▶ Problem description
Copy out lines with the word "title" from the material that follows.

▶ Records to use
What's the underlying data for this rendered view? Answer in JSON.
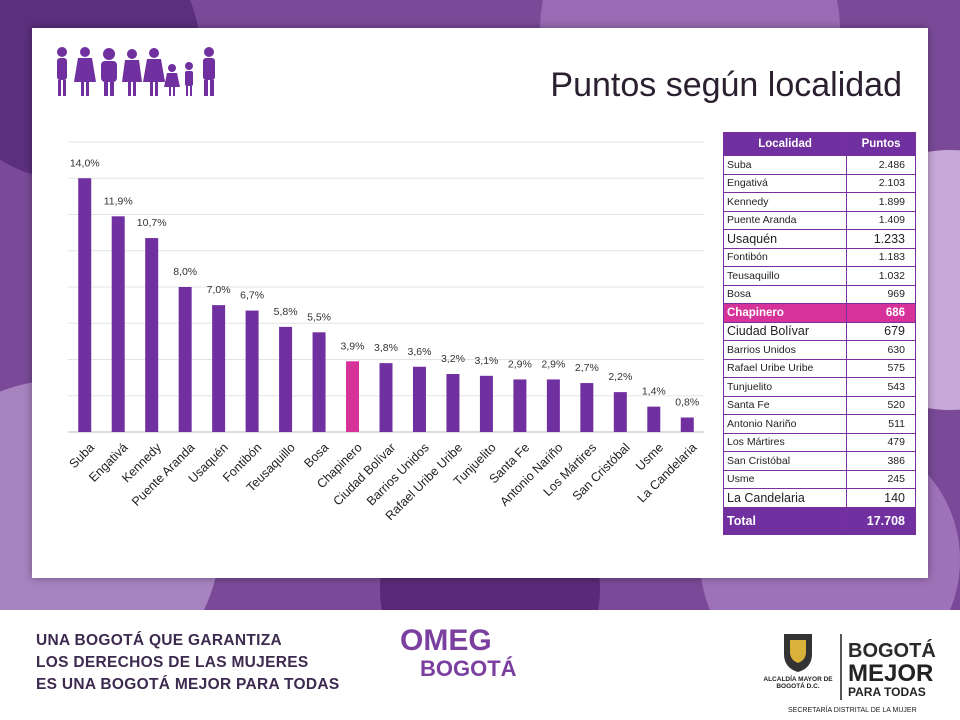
{
  "slide": {
    "title": "Puntos según localidad",
    "accent_color": "#7030a0",
    "highlight_color": "#d6339a"
  },
  "table": {
    "headers": [
      "Localidad",
      "Puntos"
    ],
    "rows": [
      {
        "name": "Suba",
        "value": "2.486"
      },
      {
        "name": "Engativá",
        "value": "2.103"
      },
      {
        "name": "Kennedy",
        "value": "1.899"
      },
      {
        "name": "Puente Aranda",
        "value": "1.409"
      },
      {
        "name": "Usaquén",
        "value": "1.233"
      },
      {
        "name": "Fontibón",
        "value": "1.183"
      },
      {
        "name": "Teusaquillo",
        "value": "1.032"
      },
      {
        "name": "Bosa",
        "value": "969"
      },
      {
        "name": "Chapinero",
        "value": "686"
      },
      {
        "name": "Ciudad Bolívar",
        "value": "679"
      },
      {
        "name": "Barrios Unidos",
        "value": "630"
      },
      {
        "name": "Rafael Uribe Uribe",
        "value": "575"
      },
      {
        "name": "Tunjuelito",
        "value": "543"
      },
      {
        "name": "Santa Fe",
        "value": "520"
      },
      {
        "name": "Antonio Nariño",
        "value": "511"
      },
      {
        "name": "Los Mártires",
        "value": "479"
      },
      {
        "name": "San Cristóbal",
        "value": "386"
      },
      {
        "name": "Usme",
        "value": "245"
      },
      {
        "name": "La Candelaria",
        "value": "140"
      }
    ],
    "total_label": "Total",
    "total_value": "17.708"
  },
  "chart_data": {
    "type": "bar",
    "categories": [
      "Suba",
      "Engativá",
      "Kennedy",
      "Puente Aranda",
      "Usaquén",
      "Fontibón",
      "Teusaquillo",
      "Bosa",
      "Chapinero",
      "Ciudad Bolívar",
      "Barrios Unidos",
      "Rafael Uribe Uribe",
      "Tunjuelito",
      "Santa Fe",
      "Antonio Nariño",
      "Los Mártires",
      "San Cristóbal",
      "Usme",
      "La Candelaria"
    ],
    "values": [
      14.0,
      11.9,
      10.7,
      8.0,
      7.0,
      6.7,
      5.8,
      5.5,
      3.9,
      3.8,
      3.6,
      3.2,
      3.1,
      2.9,
      2.9,
      2.7,
      2.2,
      1.4,
      0.8
    ],
    "data_labels": [
      "14,0%",
      "11,9%",
      "10,7%",
      "8,0%",
      "7,0%",
      "6,7%",
      "5,8%",
      "5,5%",
      "3,9%",
      "3,8%",
      "3,6%",
      "3,2%",
      "3,1%",
      "2,9%",
      "2,9%",
      "2,7%",
      "2,2%",
      "1,4%",
      "0,8%"
    ],
    "highlight_category": "Chapinero",
    "bar_color": "#7030a0",
    "highlight_bar_color": "#d6339a",
    "ylim": [
      0,
      16
    ],
    "grid": true,
    "title": "",
    "xlabel": "",
    "ylabel": ""
  },
  "footer": {
    "slogan_lines": [
      "UNA BOGOTÁ QUE GARANTIZA",
      "LOS DERECHOS DE LAS MUJERES",
      "ES UNA BOGOTÁ MEJOR PARA TODAS"
    ],
    "omeg_line1": "OMEG",
    "omeg_line2": "BOGOTÁ",
    "alcaldia": "ALCALDÍA MAYOR DE BOGOTÁ D.C.",
    "bogota_line1": "BOGOTÁ",
    "bogota_line2": "MEJOR",
    "bogota_line3": "PARA TODAS",
    "secretaria": "SECRETARÍA DISTRITAL DE LA MUJER"
  }
}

▶ Output
    "title": "Puntos según localidad",
    "title": "",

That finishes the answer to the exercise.